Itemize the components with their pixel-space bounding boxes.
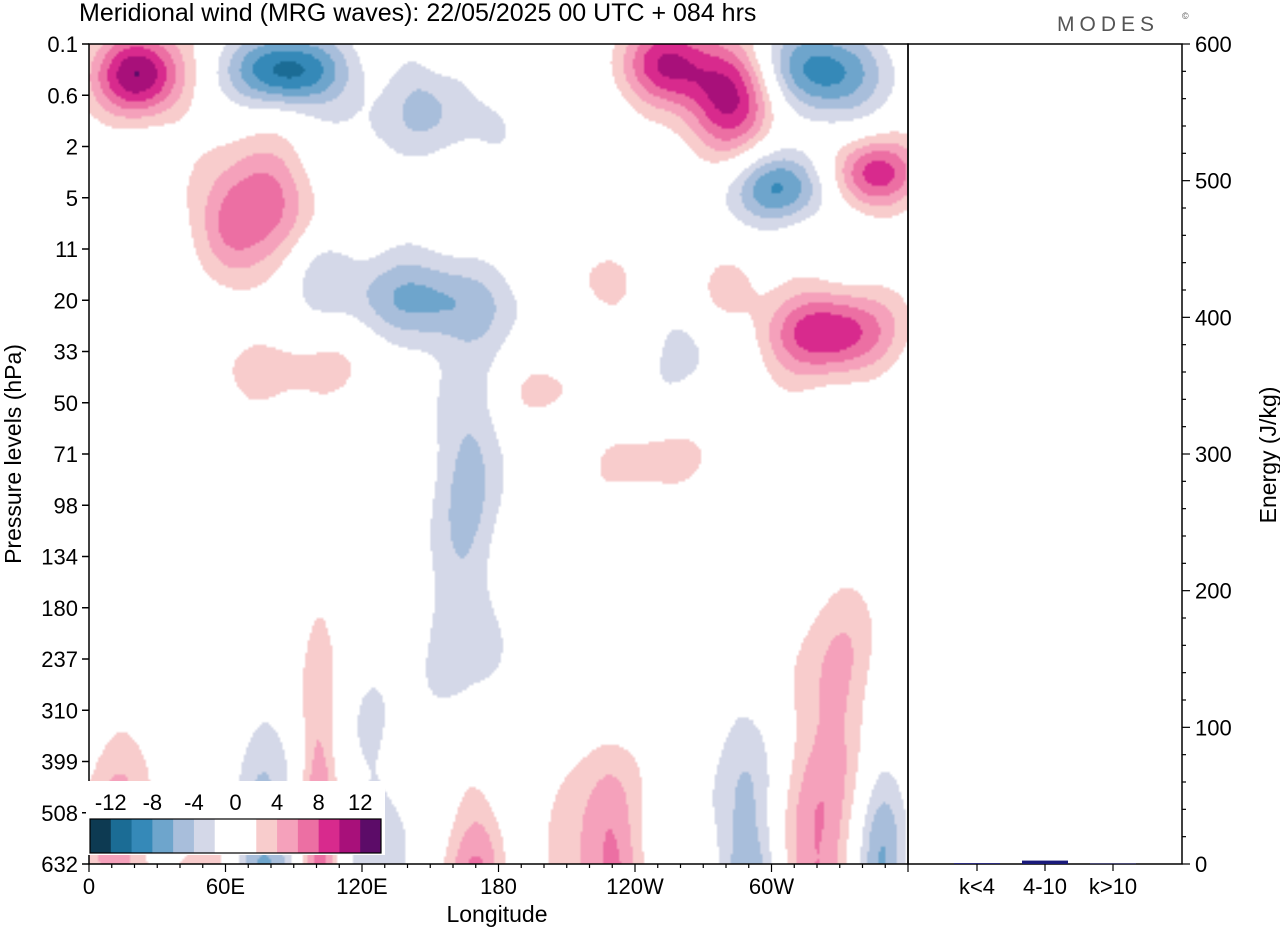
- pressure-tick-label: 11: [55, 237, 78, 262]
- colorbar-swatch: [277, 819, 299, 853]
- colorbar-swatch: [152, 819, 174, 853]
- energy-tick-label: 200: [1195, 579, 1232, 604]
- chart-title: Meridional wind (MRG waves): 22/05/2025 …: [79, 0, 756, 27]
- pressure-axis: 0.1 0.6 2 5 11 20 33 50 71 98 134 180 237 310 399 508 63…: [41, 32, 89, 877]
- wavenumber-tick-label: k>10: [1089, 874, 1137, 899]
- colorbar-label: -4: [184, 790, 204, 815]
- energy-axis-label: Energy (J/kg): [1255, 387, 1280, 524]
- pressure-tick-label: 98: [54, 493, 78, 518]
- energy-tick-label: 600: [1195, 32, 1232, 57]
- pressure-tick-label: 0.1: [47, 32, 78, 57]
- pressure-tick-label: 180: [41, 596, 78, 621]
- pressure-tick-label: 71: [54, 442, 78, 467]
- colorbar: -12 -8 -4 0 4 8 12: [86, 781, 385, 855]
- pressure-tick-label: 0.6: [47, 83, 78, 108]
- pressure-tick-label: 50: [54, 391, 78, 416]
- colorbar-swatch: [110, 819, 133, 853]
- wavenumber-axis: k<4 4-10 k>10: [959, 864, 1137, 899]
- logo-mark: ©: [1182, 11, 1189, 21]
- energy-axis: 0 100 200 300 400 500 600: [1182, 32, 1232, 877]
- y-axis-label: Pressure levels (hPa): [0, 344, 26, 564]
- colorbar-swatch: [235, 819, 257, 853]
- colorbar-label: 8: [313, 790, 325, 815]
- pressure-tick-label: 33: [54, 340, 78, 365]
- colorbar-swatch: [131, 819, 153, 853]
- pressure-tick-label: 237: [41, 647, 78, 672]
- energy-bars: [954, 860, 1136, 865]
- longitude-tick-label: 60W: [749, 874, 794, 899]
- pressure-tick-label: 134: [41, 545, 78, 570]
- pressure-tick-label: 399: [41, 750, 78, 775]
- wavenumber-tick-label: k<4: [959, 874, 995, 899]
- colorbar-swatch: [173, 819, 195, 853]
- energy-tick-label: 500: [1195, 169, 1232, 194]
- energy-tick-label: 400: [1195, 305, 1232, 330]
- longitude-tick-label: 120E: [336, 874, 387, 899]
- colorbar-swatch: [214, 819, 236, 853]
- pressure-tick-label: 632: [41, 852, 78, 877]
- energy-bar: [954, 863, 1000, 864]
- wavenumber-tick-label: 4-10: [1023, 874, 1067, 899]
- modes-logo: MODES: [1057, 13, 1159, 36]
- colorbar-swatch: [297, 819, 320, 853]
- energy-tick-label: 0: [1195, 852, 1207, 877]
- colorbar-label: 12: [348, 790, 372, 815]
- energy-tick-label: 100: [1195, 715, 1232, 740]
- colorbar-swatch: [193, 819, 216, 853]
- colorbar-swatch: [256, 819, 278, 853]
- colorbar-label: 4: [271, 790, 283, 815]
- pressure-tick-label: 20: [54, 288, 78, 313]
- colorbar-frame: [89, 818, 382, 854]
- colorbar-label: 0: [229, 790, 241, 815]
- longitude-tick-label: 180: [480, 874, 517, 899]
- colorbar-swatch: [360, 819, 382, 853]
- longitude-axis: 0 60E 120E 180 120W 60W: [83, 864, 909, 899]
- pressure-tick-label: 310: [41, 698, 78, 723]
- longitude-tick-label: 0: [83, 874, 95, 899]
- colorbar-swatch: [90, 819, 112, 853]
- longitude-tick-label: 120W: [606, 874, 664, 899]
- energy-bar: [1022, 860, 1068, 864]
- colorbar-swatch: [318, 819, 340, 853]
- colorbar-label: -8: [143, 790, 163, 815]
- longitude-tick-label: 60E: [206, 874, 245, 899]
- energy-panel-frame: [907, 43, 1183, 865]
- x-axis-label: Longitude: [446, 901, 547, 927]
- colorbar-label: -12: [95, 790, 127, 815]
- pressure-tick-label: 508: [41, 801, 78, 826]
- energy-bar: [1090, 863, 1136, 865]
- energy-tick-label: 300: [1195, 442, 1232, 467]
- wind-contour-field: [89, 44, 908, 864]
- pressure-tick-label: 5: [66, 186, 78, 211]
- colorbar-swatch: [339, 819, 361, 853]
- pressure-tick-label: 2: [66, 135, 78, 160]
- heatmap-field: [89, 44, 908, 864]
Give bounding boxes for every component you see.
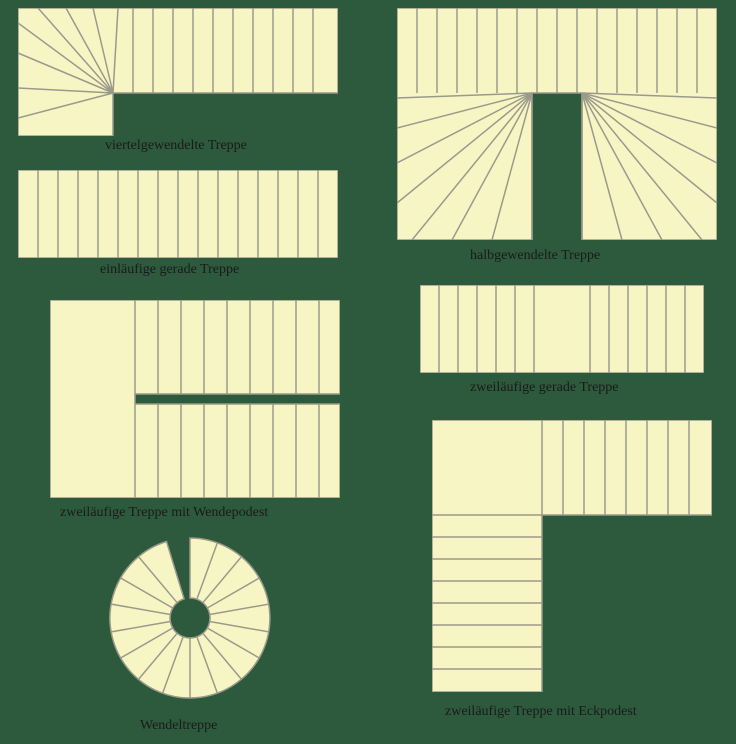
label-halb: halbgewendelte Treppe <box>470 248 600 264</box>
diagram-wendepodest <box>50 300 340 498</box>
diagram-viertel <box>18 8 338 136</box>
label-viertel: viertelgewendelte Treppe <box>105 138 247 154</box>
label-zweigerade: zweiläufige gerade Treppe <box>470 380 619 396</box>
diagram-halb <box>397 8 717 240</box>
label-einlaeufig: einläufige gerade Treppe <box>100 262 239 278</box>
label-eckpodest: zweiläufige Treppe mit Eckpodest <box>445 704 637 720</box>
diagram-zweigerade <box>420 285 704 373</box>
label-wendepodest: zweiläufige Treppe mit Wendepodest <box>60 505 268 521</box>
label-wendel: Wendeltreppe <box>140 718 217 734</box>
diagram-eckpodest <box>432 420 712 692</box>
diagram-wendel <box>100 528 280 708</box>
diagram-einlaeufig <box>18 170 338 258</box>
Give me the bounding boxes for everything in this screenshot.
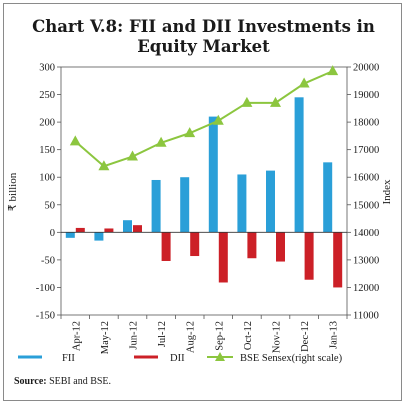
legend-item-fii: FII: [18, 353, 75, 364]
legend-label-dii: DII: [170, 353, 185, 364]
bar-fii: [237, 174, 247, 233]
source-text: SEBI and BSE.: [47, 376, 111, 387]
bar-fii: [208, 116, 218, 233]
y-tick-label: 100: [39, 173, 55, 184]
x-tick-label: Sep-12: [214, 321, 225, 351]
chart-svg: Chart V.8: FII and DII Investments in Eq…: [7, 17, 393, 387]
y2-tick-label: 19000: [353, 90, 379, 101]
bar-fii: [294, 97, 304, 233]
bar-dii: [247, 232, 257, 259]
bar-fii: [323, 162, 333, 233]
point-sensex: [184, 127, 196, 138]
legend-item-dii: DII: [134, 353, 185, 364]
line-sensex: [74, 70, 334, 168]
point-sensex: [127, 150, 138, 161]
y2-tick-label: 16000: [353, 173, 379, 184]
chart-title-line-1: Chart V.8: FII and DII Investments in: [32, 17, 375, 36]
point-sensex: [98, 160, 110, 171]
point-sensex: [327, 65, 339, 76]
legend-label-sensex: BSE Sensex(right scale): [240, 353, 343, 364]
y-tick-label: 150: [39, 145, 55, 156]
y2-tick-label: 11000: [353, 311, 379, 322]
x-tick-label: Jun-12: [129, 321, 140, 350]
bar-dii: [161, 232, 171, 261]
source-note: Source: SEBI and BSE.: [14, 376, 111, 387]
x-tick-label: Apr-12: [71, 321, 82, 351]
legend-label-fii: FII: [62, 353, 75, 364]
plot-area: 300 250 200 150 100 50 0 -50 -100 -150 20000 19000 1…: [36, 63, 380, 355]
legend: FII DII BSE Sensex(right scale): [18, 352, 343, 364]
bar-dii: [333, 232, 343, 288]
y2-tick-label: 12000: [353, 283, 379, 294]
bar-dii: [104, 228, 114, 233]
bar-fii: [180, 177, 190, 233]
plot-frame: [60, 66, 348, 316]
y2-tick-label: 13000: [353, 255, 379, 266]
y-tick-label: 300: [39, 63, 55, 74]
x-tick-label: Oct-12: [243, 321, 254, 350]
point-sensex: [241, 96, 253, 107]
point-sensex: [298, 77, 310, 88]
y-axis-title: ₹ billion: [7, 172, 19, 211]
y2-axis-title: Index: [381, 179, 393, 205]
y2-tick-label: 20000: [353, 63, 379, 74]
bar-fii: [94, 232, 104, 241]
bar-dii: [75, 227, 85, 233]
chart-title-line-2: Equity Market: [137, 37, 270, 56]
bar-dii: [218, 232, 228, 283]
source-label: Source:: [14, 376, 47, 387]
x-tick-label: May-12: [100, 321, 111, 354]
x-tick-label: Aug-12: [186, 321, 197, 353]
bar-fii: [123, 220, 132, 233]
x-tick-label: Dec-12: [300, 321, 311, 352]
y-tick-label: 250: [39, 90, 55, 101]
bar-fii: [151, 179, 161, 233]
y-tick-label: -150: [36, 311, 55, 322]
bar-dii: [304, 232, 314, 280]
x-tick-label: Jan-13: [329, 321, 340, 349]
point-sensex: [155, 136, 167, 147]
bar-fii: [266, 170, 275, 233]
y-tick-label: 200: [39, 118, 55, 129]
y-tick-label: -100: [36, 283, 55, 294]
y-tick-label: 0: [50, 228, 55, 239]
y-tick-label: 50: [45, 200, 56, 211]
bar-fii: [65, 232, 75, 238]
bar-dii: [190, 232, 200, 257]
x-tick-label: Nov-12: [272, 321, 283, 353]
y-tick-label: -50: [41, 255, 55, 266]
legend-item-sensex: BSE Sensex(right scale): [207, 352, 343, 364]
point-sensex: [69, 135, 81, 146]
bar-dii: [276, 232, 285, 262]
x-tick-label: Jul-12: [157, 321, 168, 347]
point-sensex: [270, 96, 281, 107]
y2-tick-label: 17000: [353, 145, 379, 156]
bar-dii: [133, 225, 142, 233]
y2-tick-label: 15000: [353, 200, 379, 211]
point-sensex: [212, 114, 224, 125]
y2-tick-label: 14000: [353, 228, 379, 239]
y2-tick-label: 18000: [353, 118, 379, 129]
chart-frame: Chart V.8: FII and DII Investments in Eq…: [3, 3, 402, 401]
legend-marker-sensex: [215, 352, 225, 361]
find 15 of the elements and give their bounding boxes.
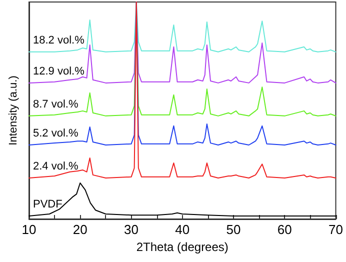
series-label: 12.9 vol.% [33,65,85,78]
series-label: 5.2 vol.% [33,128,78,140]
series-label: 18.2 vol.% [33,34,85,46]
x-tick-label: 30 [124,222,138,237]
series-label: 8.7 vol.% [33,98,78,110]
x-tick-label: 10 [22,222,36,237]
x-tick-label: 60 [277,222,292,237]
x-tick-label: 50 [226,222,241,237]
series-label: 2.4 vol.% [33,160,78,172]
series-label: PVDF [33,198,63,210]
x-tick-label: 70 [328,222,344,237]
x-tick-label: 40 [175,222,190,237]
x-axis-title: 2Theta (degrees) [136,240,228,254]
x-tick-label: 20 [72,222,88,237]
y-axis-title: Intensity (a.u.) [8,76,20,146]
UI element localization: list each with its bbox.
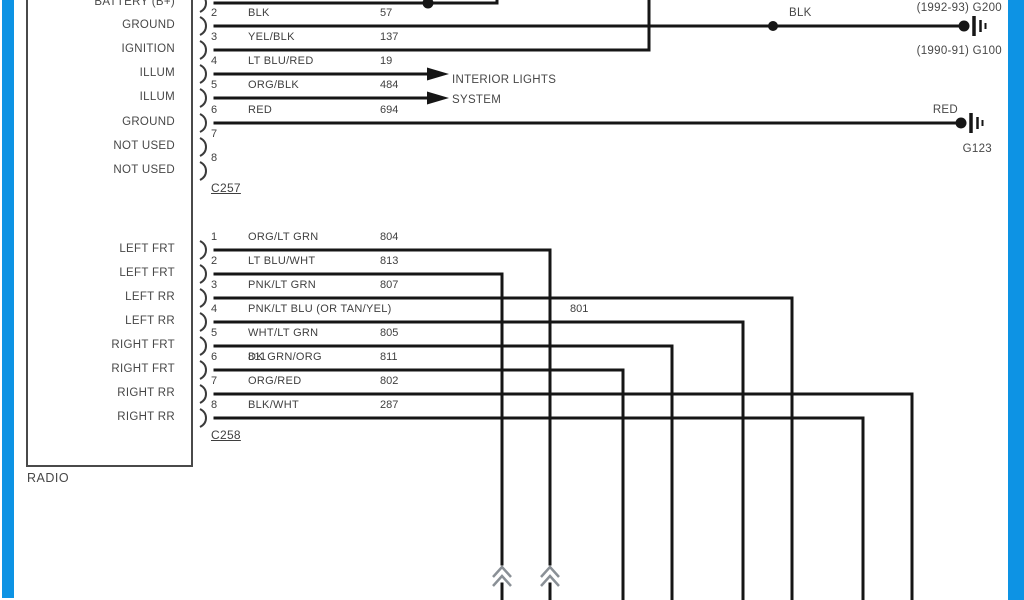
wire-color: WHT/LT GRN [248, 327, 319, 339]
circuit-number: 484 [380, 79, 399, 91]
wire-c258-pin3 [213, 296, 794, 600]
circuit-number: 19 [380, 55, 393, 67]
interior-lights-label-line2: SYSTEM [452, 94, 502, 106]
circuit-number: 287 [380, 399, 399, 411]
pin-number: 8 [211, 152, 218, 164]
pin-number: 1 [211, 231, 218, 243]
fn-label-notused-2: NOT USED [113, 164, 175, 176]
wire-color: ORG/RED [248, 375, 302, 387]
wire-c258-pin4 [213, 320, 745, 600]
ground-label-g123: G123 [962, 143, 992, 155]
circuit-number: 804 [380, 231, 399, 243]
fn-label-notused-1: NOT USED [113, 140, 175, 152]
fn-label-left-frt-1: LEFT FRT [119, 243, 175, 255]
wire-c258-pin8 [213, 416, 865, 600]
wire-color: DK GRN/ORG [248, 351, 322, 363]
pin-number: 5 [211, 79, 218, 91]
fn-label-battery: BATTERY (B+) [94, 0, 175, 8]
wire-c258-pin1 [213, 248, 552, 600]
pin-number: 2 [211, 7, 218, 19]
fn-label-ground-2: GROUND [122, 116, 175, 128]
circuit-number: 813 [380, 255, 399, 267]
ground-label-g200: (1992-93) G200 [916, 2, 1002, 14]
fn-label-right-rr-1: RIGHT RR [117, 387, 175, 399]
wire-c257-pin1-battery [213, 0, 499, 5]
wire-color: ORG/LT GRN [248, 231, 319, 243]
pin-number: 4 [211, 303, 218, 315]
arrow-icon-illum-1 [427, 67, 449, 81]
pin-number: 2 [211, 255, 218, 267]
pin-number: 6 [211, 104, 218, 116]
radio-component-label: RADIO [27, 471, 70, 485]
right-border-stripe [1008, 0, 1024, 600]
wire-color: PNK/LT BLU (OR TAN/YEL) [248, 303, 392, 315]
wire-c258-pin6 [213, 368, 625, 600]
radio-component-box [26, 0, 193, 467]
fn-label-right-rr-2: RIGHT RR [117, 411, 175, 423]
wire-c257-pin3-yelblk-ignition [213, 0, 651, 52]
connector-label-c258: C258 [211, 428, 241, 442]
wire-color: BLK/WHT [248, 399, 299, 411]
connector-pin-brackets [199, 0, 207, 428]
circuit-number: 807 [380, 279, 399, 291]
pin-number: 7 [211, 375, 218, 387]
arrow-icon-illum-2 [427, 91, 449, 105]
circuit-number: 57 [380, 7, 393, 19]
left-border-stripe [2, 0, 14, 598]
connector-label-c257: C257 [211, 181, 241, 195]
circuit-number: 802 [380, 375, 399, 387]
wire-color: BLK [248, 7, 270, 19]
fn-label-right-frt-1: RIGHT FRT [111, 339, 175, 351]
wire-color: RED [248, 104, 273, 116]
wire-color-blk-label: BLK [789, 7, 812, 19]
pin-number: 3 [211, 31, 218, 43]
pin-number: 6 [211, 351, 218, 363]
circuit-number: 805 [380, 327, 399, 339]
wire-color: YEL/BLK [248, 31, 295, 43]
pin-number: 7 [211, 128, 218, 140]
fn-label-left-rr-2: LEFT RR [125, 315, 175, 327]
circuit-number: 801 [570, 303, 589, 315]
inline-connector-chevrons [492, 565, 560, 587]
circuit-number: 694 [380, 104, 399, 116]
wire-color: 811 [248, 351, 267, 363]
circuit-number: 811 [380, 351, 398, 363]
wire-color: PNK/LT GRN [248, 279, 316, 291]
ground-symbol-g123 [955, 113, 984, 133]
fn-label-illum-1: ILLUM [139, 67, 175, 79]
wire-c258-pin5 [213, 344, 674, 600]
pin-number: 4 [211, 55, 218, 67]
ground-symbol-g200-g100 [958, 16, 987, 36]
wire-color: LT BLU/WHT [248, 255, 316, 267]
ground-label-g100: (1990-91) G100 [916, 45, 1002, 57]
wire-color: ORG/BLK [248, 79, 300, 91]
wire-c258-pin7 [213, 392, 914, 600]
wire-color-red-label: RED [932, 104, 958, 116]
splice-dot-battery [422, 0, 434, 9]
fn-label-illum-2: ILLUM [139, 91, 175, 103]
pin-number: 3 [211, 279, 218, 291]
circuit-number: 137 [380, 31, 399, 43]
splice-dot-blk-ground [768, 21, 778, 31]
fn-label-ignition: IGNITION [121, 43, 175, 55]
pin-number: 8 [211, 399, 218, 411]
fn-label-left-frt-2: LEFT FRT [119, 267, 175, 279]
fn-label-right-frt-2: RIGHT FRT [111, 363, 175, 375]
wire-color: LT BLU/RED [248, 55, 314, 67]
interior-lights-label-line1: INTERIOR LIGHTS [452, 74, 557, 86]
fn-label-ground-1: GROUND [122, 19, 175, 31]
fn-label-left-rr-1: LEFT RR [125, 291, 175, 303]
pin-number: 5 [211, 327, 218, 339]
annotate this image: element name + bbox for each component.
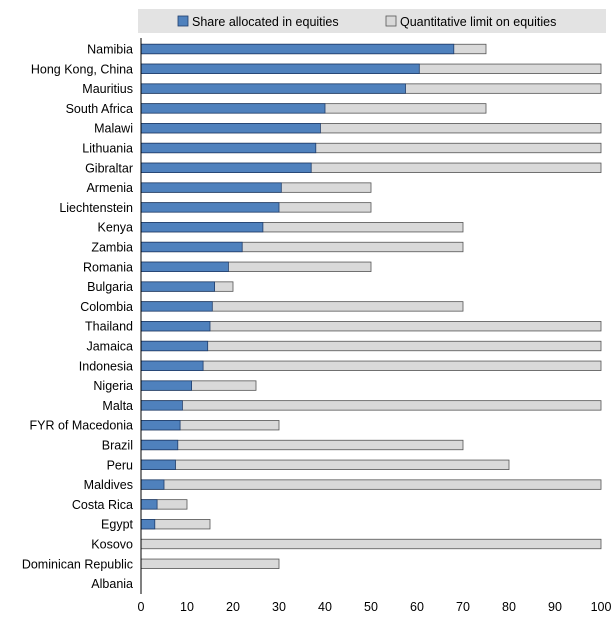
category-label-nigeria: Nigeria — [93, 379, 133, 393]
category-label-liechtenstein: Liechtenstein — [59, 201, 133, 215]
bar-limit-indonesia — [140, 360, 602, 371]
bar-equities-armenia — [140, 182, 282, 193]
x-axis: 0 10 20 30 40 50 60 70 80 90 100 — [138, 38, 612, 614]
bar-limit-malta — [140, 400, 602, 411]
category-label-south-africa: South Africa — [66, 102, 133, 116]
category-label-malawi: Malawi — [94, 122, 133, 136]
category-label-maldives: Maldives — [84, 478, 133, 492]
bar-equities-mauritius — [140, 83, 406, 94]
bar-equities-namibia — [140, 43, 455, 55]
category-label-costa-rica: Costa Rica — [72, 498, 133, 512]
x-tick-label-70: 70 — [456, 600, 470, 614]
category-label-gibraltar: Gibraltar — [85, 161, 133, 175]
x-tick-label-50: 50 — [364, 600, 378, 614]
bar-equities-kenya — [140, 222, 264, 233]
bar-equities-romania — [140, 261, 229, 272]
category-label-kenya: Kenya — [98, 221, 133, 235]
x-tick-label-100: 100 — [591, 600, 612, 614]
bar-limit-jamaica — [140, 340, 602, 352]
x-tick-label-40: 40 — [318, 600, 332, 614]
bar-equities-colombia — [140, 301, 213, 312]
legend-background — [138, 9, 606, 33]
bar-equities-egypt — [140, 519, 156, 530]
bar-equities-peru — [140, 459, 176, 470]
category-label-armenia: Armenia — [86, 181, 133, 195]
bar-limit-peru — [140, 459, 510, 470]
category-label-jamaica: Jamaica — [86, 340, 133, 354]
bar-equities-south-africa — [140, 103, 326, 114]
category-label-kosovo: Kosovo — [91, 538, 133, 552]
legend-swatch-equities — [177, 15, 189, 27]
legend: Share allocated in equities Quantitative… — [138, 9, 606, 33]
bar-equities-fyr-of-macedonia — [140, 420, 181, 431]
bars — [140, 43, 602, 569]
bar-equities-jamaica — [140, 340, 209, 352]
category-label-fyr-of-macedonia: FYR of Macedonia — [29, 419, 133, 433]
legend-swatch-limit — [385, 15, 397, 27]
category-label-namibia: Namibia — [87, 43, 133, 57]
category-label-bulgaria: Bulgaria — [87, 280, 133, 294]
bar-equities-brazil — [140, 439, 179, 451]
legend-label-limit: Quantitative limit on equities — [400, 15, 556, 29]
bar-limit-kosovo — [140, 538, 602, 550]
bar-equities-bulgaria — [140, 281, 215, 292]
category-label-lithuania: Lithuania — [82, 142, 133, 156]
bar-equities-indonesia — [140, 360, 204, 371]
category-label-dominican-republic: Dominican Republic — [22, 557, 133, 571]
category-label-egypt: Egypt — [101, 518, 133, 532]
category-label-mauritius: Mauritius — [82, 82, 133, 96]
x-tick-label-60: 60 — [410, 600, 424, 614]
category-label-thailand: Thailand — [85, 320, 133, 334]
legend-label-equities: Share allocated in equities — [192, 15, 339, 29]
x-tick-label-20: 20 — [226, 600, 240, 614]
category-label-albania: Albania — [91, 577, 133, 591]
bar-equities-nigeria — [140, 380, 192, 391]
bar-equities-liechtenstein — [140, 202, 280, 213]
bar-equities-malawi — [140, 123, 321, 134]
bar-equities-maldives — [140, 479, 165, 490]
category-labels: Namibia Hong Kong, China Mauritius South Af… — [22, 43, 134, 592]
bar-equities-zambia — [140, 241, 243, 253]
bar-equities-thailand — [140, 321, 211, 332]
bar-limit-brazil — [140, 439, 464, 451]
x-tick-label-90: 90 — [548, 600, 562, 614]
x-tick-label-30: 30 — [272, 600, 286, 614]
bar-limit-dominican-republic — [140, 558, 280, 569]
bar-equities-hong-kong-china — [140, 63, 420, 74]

▸ GIVEN EXERCISE
Echo every line of the listing from the line containing "wire-color: WHT/LT GRN [248, 327, 319, 339]" to the line containing "wire-color: ORG/LT GRN [248, 231, 319, 243]", with both of those lines included.

▸ FINISHED ANSWER
wire-color: WHT/LT GRN [248, 327, 319, 339]
circuit-number: 484 [380, 79, 399, 91]
wire-c258-pin3 [213, 296, 794, 600]
circuit-number: 19 [380, 55, 393, 67]
interior-lights-label-line2: SYSTEM [452, 94, 502, 106]
circuit-number: 287 [380, 399, 399, 411]
pin-number: 8 [211, 152, 218, 164]
pin-number: 1 [211, 231, 218, 243]
fn-label-notused-2: NOT USED [113, 164, 175, 176]
wire-color: ORG/RED [248, 375, 302, 387]
wire-c258-pin4 [213, 320, 745, 600]
ground-label-g123: G123 [962, 143, 992, 155]
circuit-number: 804 [380, 231, 399, 243]
fn-label-notused-1: NOT USED [113, 140, 175, 152]
fn-label-left-frt-1: LEFT FRT [119, 243, 175, 255]
wire-c258-pin8 [213, 416, 865, 600]
wire-color: DK GRN/ORG [248, 351, 322, 363]
pin-number: 5 [211, 79, 218, 91]
fn-label-battery: BATTERY (B+) [94, 0, 175, 8]
wire-c258-pin1 [213, 248, 552, 600]
pin-number: 2 [211, 7, 218, 19]
fn-label-ground-2: GROUND [122, 116, 175, 128]
circuit-number: 813 [380, 255, 399, 267]
ground-label-g200: (1992-93) G200 [916, 2, 1002, 14]
fn-label-right-rr-1: RIGHT RR [117, 387, 175, 399]
wire-c257-pin1-battery [213, 0, 499, 5]
wire-color: ORG/LT GRN [248, 231, 319, 243]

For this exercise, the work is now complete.